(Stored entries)
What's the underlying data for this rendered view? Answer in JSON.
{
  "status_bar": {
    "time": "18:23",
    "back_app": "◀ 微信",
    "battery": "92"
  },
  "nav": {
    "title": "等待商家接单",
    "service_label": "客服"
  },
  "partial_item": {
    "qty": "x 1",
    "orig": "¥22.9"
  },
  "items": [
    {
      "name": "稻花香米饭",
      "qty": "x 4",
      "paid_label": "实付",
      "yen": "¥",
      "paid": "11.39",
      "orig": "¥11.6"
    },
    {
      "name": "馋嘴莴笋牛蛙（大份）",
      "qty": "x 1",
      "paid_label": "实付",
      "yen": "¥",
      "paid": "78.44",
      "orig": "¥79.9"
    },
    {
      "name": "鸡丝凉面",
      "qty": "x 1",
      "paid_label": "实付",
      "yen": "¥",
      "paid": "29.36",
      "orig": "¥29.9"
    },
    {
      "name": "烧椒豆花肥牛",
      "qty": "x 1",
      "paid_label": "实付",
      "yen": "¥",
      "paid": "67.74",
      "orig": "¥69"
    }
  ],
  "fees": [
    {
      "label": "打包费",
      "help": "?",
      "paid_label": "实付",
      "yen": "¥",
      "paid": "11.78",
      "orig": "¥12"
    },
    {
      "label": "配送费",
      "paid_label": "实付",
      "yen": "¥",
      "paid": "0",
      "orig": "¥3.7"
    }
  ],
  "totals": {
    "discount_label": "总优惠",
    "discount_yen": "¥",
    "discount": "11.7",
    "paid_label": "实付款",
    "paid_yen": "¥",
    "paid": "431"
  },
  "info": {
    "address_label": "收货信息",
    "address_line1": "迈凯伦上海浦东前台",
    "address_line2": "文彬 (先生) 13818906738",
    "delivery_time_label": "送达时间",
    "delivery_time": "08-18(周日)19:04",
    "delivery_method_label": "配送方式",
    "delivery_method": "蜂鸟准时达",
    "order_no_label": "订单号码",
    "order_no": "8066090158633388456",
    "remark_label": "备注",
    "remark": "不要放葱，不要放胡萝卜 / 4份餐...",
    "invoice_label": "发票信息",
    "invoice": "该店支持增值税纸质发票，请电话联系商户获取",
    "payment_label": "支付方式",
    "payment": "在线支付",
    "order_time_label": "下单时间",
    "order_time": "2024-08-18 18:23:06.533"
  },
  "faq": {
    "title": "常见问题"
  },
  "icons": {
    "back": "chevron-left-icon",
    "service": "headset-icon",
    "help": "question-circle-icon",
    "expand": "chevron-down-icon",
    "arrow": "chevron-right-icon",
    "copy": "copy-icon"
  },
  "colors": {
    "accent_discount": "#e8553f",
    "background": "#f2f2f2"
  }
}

# What to work on
Extract each line from the listing above, please, and repeat it exactly.

# Written answer
What's the underlying data for this rendered view? Answer in JSON.
{
  "status_bar": {
    "time": "18:23",
    "back_app": "◀ 微信",
    "battery": "92"
  },
  "nav": {
    "title": "等待商家接单",
    "service_label": "客服"
  },
  "partial_item": {
    "qty": "x 1",
    "orig": "¥22.9"
  },
  "items": [
    {
      "name": "稻花香米饭",
      "qty": "x 4",
      "paid_label": "实付",
      "yen": "¥",
      "paid": "11.39",
      "orig": "¥11.6"
    },
    {
      "name": "馋嘴莴笋牛蛙（大份）",
      "qty": "x 1",
      "paid_label": "实付",
      "yen": "¥",
      "paid": "78.44",
      "orig": "¥79.9"
    },
    {
      "name": "鸡丝凉面",
      "qty": "x 1",
      "paid_label": "实付",
      "yen": "¥",
      "paid": "29.36",
      "orig": "¥29.9"
    },
    {
      "name": "烧椒豆花肥牛",
      "qty": "x 1",
      "paid_label": "实付",
      "yen": "¥",
      "paid": "67.74",
      "orig": "¥69"
    }
  ],
  "fees": [
    {
      "label": "打包费",
      "help": "?",
      "paid_label": "实付",
      "yen": "¥",
      "paid": "11.78",
      "orig": "¥12"
    },
    {
      "label": "配送费",
      "paid_label": "实付",
      "yen": "¥",
      "paid": "0",
      "orig": "¥3.7"
    }
  ],
  "totals": {
    "discount_label": "总优惠",
    "discount_yen": "¥",
    "discount": "11.7",
    "paid_label": "实付款",
    "paid_yen": "¥",
    "paid": "431"
  },
  "info": {
    "address_label": "收货信息",
    "address_line1": "迈凯伦上海浦东前台",
    "address_line2": "文彬 (先生) 13818906738",
    "delivery_time_label": "送达时间",
    "delivery_time": "08-18(周日)19:04",
    "delivery_method_label": "配送方式",
    "delivery_method": "蜂鸟准时达",
    "order_no_label": "订单号码",
    "order_no": "8066090158633388456",
    "remark_label": "备注",
    "remark": "不要放葱，不要放胡萝卜 / 4份餐...",
    "invoice_label": "发票信息",
    "invoice": "该店支持增值税纸质发票，请电话联系商户获取",
    "payment_label": "支付方式",
    "payment": "在线支付",
    "order_time_label": "下单时间",
    "order_time": "2024-08-18 18:23:06.533"
  },
  "faq": {
    "title": "常见问题"
  },
  "icons": {
    "back": "chevron-left-icon",
    "service": "headset-icon",
    "help": "question-circle-icon",
    "expand": "chevron-down-icon",
    "arrow": "chevron-right-icon",
    "copy": "copy-icon"
  },
  "colors": {
    "accent_discount": "#e8553f",
    "background": "#f2f2f2"
  }
}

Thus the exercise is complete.